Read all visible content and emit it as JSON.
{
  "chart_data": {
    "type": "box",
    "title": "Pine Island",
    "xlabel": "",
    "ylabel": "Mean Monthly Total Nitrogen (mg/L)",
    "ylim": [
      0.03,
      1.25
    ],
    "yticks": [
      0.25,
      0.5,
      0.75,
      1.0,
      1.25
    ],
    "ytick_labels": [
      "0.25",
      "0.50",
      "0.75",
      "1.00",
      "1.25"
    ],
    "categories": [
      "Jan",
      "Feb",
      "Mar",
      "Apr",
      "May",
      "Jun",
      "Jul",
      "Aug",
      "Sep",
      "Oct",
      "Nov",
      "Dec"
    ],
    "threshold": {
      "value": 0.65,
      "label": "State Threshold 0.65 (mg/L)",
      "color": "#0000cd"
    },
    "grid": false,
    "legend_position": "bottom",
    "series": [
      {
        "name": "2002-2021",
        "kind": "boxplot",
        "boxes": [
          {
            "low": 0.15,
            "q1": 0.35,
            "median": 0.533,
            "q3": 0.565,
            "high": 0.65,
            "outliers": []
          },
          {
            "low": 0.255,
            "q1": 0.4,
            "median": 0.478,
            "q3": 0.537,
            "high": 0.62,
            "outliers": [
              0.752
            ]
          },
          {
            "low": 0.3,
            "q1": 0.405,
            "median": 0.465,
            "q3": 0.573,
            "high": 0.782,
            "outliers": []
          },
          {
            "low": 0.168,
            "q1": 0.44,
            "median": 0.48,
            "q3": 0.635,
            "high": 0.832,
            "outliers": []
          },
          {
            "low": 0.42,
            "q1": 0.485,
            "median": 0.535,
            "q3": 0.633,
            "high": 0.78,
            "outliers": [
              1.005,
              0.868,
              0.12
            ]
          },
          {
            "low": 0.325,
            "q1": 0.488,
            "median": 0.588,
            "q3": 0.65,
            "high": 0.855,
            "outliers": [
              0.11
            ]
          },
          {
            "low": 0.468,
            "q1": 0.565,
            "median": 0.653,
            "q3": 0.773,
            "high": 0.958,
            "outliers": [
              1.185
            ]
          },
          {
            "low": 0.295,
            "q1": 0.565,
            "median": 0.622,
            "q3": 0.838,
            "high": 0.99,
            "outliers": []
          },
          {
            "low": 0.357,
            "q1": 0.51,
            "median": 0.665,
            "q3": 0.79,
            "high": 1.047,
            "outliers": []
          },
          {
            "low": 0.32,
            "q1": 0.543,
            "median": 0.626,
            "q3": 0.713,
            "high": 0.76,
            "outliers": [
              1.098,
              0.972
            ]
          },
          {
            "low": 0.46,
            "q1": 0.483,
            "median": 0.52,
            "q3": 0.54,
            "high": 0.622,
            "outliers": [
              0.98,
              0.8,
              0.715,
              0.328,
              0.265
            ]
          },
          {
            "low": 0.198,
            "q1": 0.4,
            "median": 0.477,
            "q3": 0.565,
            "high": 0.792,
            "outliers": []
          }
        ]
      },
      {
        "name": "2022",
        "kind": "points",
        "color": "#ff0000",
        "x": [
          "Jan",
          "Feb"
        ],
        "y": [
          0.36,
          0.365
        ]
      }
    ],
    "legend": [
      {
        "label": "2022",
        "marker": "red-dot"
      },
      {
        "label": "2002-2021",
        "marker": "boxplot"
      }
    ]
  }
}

→ SHORT PROBLEM
Copy out each line above, character for character.

→ RESULT OF THIS TASK
Read all visible content and emit it as JSON.
{
  "chart_data": {
    "type": "box",
    "title": "Pine Island",
    "xlabel": "",
    "ylabel": "Mean Monthly Total Nitrogen (mg/L)",
    "ylim": [
      0.03,
      1.25
    ],
    "yticks": [
      0.25,
      0.5,
      0.75,
      1.0,
      1.25
    ],
    "ytick_labels": [
      "0.25",
      "0.50",
      "0.75",
      "1.00",
      "1.25"
    ],
    "categories": [
      "Jan",
      "Feb",
      "Mar",
      "Apr",
      "May",
      "Jun",
      "Jul",
      "Aug",
      "Sep",
      "Oct",
      "Nov",
      "Dec"
    ],
    "threshold": {
      "value": 0.65,
      "label": "State Threshold 0.65 (mg/L)",
      "color": "#0000cd"
    },
    "grid": false,
    "legend_position": "bottom",
    "series": [
      {
        "name": "2002-2021",
        "kind": "boxplot",
        "boxes": [
          {
            "low": 0.15,
            "q1": 0.35,
            "median": 0.533,
            "q3": 0.565,
            "high": 0.65,
            "outliers": []
          },
          {
            "low": 0.255,
            "q1": 0.4,
            "median": 0.478,
            "q3": 0.537,
            "high": 0.62,
            "outliers": [
              0.752
            ]
          },
          {
            "low": 0.3,
            "q1": 0.405,
            "median": 0.465,
            "q3": 0.573,
            "high": 0.782,
            "outliers": []
          },
          {
            "low": 0.168,
            "q1": 0.44,
            "median": 0.48,
            "q3": 0.635,
            "high": 0.832,
            "outliers": []
          },
          {
            "low": 0.42,
            "q1": 0.485,
            "median": 0.535,
            "q3": 0.633,
            "high": 0.78,
            "outliers": [
              1.005,
              0.868,
              0.12
            ]
          },
          {
            "low": 0.325,
            "q1": 0.488,
            "median": 0.588,
            "q3": 0.65,
            "high": 0.855,
            "outliers": [
              0.11
            ]
          },
          {
            "low": 0.468,
            "q1": 0.565,
            "median": 0.653,
            "q3": 0.773,
            "high": 0.958,
            "outliers": [
              1.185
            ]
          },
          {
            "low": 0.295,
            "q1": 0.565,
            "median": 0.622,
            "q3": 0.838,
            "high": 0.99,
            "outliers": []
          },
          {
            "low": 0.357,
            "q1": 0.51,
            "median": 0.665,
            "q3": 0.79,
            "high": 1.047,
            "outliers": []
          },
          {
            "low": 0.32,
            "q1": 0.543,
            "median": 0.626,
            "q3": 0.713,
            "high": 0.76,
            "outliers": [
              1.098,
              0.972
            ]
          },
          {
            "low": 0.46,
            "q1": 0.483,
            "median": 0.52,
            "q3": 0.54,
            "high": 0.622,
            "outliers": [
              0.98,
              0.8,
              0.715,
              0.328,
              0.265
            ]
          },
          {
            "low": 0.198,
            "q1": 0.4,
            "median": 0.477,
            "q3": 0.565,
            "high": 0.792,
            "outliers": []
          }
        ]
      },
      {
        "name": "2022",
        "kind": "points",
        "color": "#ff0000",
        "x": [
          "Jan",
          "Feb"
        ],
        "y": [
          0.36,
          0.365
        ]
      }
    ],
    "legend": [
      {
        "label": "2022",
        "marker": "red-dot"
      },
      {
        "label": "2002-2021",
        "marker": "boxplot"
      }
    ]
  }
}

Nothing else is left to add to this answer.